## Trecho:
· · · ·
A família como microcosmo, um reduzido campo de batalha existencial que expande
pela humanidade os problemas básicos dos indivíduos, principalmente seus
tormentos e frustrações.
Lucy Moore — interpretada por Lauren Bacall — conhece Mitch Wayne — representado por Rock Hudson |
Por outro lado, mesmo acrescentando
pontos a seu favor, Douglas Sirk não deixa de conceder certa dose de razão aos
seus detratores quando admitiu extrair do lixo a matéria prima dos seus melodramas.
Mas, no arremate, frisou que há uma distância ínfima entre a obra de arte e o descartável.
Mas quando se tem em mãos a escória decorrente das insanidades e angústias
humanas, pode-se estar certo de que há aí matéria de muita qualidade para o
melhor da arte. Cineastas como o alemão Rainer Werner Fassbinder e Pedro
Almodóvar compreenderam muito bem as razões de Sirk, mesmo que nunca tenham
feito algo próximo da alta voltagem melodramática de Palavras ao vento — o
favorito de ambos. O alemão, por exemplo, é tributário de Sirk com As
lágrimas amargas de Petra von Kant (Die bitteren Tränen der Petra von
Kant, 1972), O casamento de Maria Braun (Die
Ehe der Maria Braun, 1979), Lili Marlene (Lili Marleen, 1981) e O
desepero de Verônica Voss (Die Sehnsucht der Veronika Voss,
1982) — para ficar apenas com esses títulos. Referências sirkeanas são
percebidas no espanhol em Má educação (La mala educación, 2004),
Fale
com ela (Hable con ella, 2002), Tudo sobre minha mãe (Todo
sobre mi madre, 1999) e A flor do meu segredo (La
flor de mi secreto, 1995). Nos Estados Unidos, Todd Haynes com Longe
do paraíso (Far from heaven, 2002) bebe explicitamente na fonte de Sirk
nessa realização que referencia diretamente o seu universo.
· · · ·
## Informações fornecidas:
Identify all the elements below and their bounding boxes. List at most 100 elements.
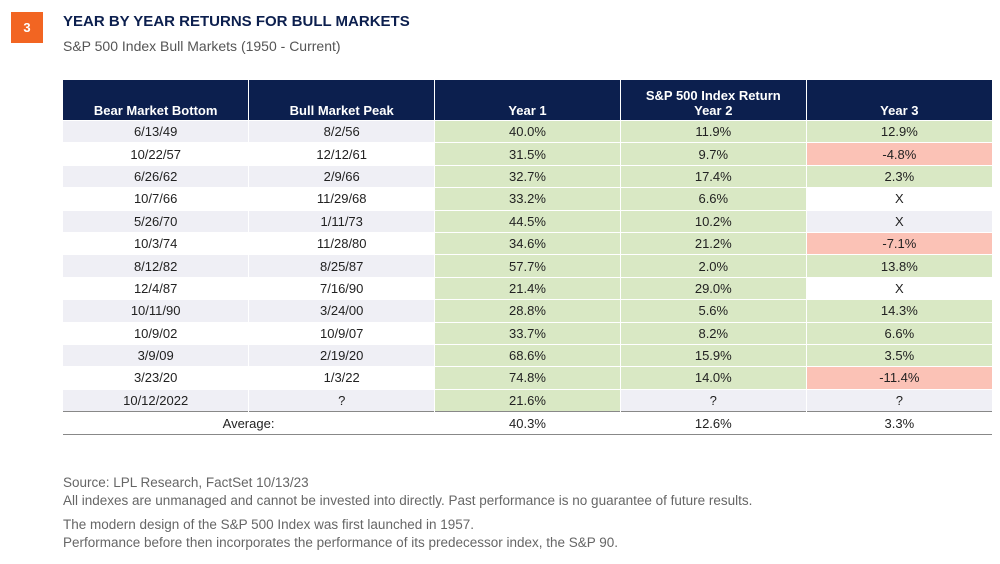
year3-cell: 12.9% <box>805 119 992 143</box>
bull-peak-cell: 11/29/68 <box>248 187 435 211</box>
bear-bottom-cell: 8/12/82 <box>63 254 249 278</box>
table-row: 10/7/66 11/29/68 33.2% 6.6% X <box>63 187 992 211</box>
year1-cell: 57.7% <box>434 254 621 278</box>
year1-cell: 74.8% <box>434 366 621 390</box>
bear-bottom-cell: 5/26/70 <box>63 209 249 233</box>
bull-peak-cell: 3/24/00 <box>248 299 435 323</box>
year2-cell: 11.9% <box>619 119 807 143</box>
header-row: Bear Market Bottom Bull Market Peak Year… <box>63 80 992 121</box>
year3-cell: X <box>805 276 992 300</box>
year1-cell: 33.2% <box>434 187 621 211</box>
col-header-year2: S&P 500 Index Return Year 2 <box>619 80 807 121</box>
year1-cell: 31.5% <box>434 142 621 166</box>
col-header-bull-peak: Bull Market Peak <box>248 80 435 121</box>
average-year1-cell: 40.3% <box>434 411 621 436</box>
bull-peak-cell: 10/9/07 <box>248 321 435 345</box>
table-row: 12/4/87 7/16/90 21.4% 29.0% X <box>63 276 992 300</box>
year2-cell: 9.7% <box>619 142 807 166</box>
bear-bottom-cell: 12/4/87 <box>63 276 249 300</box>
bull-peak-cell: ? <box>248 388 435 412</box>
average-label: Average: <box>63 411 435 436</box>
table-row: 10/11/90 3/24/00 28.8% 5.6% 14.3% <box>63 299 992 323</box>
bull-peak-cell: 11/28/80 <box>248 231 435 255</box>
average-year3-cell: 3.3% <box>805 411 992 436</box>
col-header-year3: Year 3 <box>805 80 992 121</box>
bull-peak-cell: 2/19/20 <box>248 343 435 367</box>
year2-cell: 21.2% <box>619 231 807 255</box>
bear-bottom-cell: 6/13/49 <box>63 119 249 143</box>
table-row: 8/12/82 8/25/87 57.7% 2.0% 13.8% <box>63 254 992 278</box>
index-note: The modern design of the S&P 500 Index w… <box>63 517 475 532</box>
table-row: 10/22/57 12/12/61 31.5% 9.7% -4.8% <box>63 142 992 166</box>
year2-cell: 8.2% <box>619 321 807 345</box>
year3-cell: ? <box>805 388 992 412</box>
year2-cell: 17.4% <box>619 164 807 188</box>
year3-cell: -4.8% <box>805 142 992 166</box>
year2-cell: 5.6% <box>619 299 807 323</box>
year2-cell: 15.9% <box>619 343 807 367</box>
chart-number-badge: 3 <box>11 12 43 43</box>
year3-cell: -7.1% <box>805 231 992 255</box>
year2-cell: 14.0% <box>619 366 807 390</box>
footnotes: Source: LPL Research, FactSet 10/13/23 A… <box>63 474 752 552</box>
table-row: 10/3/74 11/28/80 34.6% 21.2% -7.1% <box>63 231 992 255</box>
chart-subtitle: S&P 500 Index Bull Markets (1950 - Curre… <box>63 38 341 54</box>
group-header: S&P 500 Index Return <box>645 88 781 103</box>
returns-table: Bear Market Bottom Bull Market Peak Year… <box>63 80 992 436</box>
year3-cell: 6.6% <box>805 321 992 345</box>
table-row: 5/26/70 1/11/73 44.5% 10.2% X <box>63 209 992 233</box>
year2-cell: ? <box>619 388 807 412</box>
table-row: 6/26/62 2/9/66 32.7% 17.4% 2.3% <box>63 164 992 188</box>
bear-bottom-cell: 10/3/74 <box>63 231 249 255</box>
bear-bottom-cell: 10/22/57 <box>63 142 249 166</box>
year3-cell: X <box>805 187 992 211</box>
bull-peak-cell: 12/12/61 <box>248 142 435 166</box>
year1-cell: 34.6% <box>434 231 621 255</box>
year2-cell: 6.6% <box>619 187 807 211</box>
year1-cell: 40.0% <box>434 119 621 143</box>
year1-cell: 44.5% <box>434 209 621 233</box>
bull-peak-cell: 7/16/90 <box>248 276 435 300</box>
year1-cell: 68.6% <box>434 343 621 367</box>
col-header-bear-bottom: Bear Market Bottom <box>63 80 249 121</box>
bull-peak-cell: 1/11/73 <box>248 209 435 233</box>
bull-peak-cell: 8/25/87 <box>248 254 435 278</box>
year3-cell: 2.3% <box>805 164 992 188</box>
bear-bottom-cell: 6/26/62 <box>63 164 249 188</box>
bear-bottom-cell: 3/9/09 <box>63 343 249 367</box>
year2-cell: 2.0% <box>619 254 807 278</box>
year2-cell: 10.2% <box>619 209 807 233</box>
bear-bottom-cell: 10/7/66 <box>63 187 249 211</box>
year3-cell: 13.8% <box>805 254 992 278</box>
bull-peak-cell: 8/2/56 <box>248 119 435 143</box>
year1-cell: 21.4% <box>434 276 621 300</box>
bear-bottom-cell: 3/23/20 <box>63 366 249 390</box>
table-row: 10/9/02 10/9/07 33.7% 8.2% 6.6% <box>63 321 992 345</box>
table-row: 6/13/49 8/2/56 40.0% 11.9% 12.9% <box>63 119 992 143</box>
table-row: 10/12/2022? 21.6%?? <box>63 388 992 412</box>
average-year2-cell: 12.6% <box>619 411 807 436</box>
bear-bottom-cell: 10/12/2022 <box>63 388 249 412</box>
year2-label: Year 2 <box>694 103 733 118</box>
year2-cell: 29.0% <box>619 276 807 300</box>
table-row: 3/9/09 2/19/20 68.6% 15.9% 3.5% <box>63 343 992 367</box>
year1-cell: 32.7% <box>434 164 621 188</box>
bull-peak-cell: 1/3/22 <box>248 366 435 390</box>
table-row: 3/23/20 1/3/22 74.8% 14.0% -11.4% <box>63 366 992 390</box>
year3-cell: 3.5% <box>805 343 992 367</box>
year3-cell: 14.3% <box>805 299 992 323</box>
disclaimer-note: All indexes are unmanaged and cannot be … <box>63 493 753 508</box>
year1-cell: 33.7% <box>434 321 621 345</box>
year3-cell: -11.4% <box>805 366 992 390</box>
chart-title: YEAR BY YEAR RETURNS FOR BULL MARKETS <box>63 13 410 30</box>
bear-bottom-cell: 10/11/90 <box>63 299 249 323</box>
source-note: Source: LPL Research, FactSet 10/13/23 <box>63 475 309 490</box>
average-row: Average: 40.3% 12.6% 3.3% <box>63 411 992 436</box>
bear-bottom-cell: 10/9/02 <box>63 321 249 345</box>
predecessor-note: Performance before then incorporates the… <box>63 535 619 550</box>
col-header-year1: Year 1 <box>434 80 621 121</box>
year3-cell: X <box>805 209 992 233</box>
year1-cell: 21.6% <box>434 388 621 412</box>
year1-cell: 28.8% <box>434 299 621 323</box>
bull-peak-cell: 2/9/66 <box>248 164 435 188</box>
· · · ·
## Instruções do exercício:
Transcreva do trecho sobre Douglas Sirk a passagem que começa nas palavras "Lucy Moore —" e termina após as palavras "dos seus melodramas.". As linhas fornecidas não são necessárias para resolver o exercício.

## Resposta escrita:
Lucy Moore — interpretada por Lauren Bacall — conhece Mitch Wayne — representado por Rock Hudson |
Por outro lado, mesmo acrescentando
pontos a seu favor, Douglas Sirk não deixa de conceder certa dose de razão aos
seus detratores quando admitiu extrair do lixo a matéria prima dos seus melodramas.